Please quote every line word for word.

*** ENTRIES SUPPLIED

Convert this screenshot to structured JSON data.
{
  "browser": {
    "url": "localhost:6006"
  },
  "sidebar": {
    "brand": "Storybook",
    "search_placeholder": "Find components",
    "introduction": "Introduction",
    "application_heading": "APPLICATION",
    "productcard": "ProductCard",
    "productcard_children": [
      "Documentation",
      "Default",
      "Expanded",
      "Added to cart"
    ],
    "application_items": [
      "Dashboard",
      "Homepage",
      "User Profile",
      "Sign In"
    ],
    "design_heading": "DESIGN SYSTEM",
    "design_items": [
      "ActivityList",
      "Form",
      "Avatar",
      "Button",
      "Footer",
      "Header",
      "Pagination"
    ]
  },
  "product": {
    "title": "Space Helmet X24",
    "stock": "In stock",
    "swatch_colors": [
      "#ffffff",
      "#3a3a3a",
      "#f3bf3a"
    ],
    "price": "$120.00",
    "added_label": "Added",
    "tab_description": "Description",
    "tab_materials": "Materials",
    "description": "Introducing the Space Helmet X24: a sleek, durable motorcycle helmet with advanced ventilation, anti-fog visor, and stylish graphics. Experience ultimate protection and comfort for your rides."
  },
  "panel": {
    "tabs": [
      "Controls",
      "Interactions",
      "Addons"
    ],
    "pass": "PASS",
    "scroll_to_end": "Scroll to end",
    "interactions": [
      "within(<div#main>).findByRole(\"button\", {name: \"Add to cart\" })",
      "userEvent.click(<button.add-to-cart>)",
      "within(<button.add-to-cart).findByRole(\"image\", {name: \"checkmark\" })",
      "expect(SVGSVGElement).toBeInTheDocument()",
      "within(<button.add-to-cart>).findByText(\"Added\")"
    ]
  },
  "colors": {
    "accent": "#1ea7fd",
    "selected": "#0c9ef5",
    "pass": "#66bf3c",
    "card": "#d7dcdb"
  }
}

******

### WRITTEN ANSWER
Convert this screenshot to structured JSON data.
{
  "browser": {
    "url": "localhost:6006"
  },
  "sidebar": {
    "brand": "Storybook",
    "search_placeholder": "Find components",
    "introduction": "Introduction",
    "application_heading": "APPLICATION",
    "productcard": "ProductCard",
    "productcard_children": [
      "Documentation",
      "Default",
      "Expanded",
      "Added to cart"
    ],
    "application_items": [
      "Dashboard",
      "Homepage",
      "User Profile",
      "Sign In"
    ],
    "design_heading": "DESIGN SYSTEM",
    "design_items": [
      "ActivityList",
      "Form",
      "Avatar",
      "Button",
      "Footer",
      "Header",
      "Pagination"
    ]
  },
  "product": {
    "title": "Space Helmet X24",
    "stock": "In stock",
    "swatch_colors": [
      "#ffffff",
      "#3a3a3a",
      "#f3bf3a"
    ],
    "price": "$120.00",
    "added_label": "Added",
    "tab_description": "Description",
    "tab_materials": "Materials",
    "description": "Introducing the Space Helmet X24: a sleek, durable motorcycle helmet with advanced ventilation, anti-fog visor, and stylish graphics. Experience ultimate protection and comfort for your rides."
  },
  "panel": {
    "tabs": [
      "Controls",
      "Interactions",
      "Addons"
    ],
    "pass": "PASS",
    "scroll_to_end": "Scroll to end",
    "interactions": [
      "within(<div#main>).findByRole(\"button\", {name: \"Add to cart\" })",
      "userEvent.click(<button.add-to-cart>)",
      "within(<button.add-to-cart).findByRole(\"image\", {name: \"checkmark\" })",
      "expect(SVGSVGElement).toBeInTheDocument()",
      "within(<button.add-to-cart>).findByText(\"Added\")"
    ]
  },
  "colors": {
    "accent": "#1ea7fd",
    "selected": "#0c9ef5",
    "pass": "#66bf3c",
    "card": "#d7dcdb"
  }
}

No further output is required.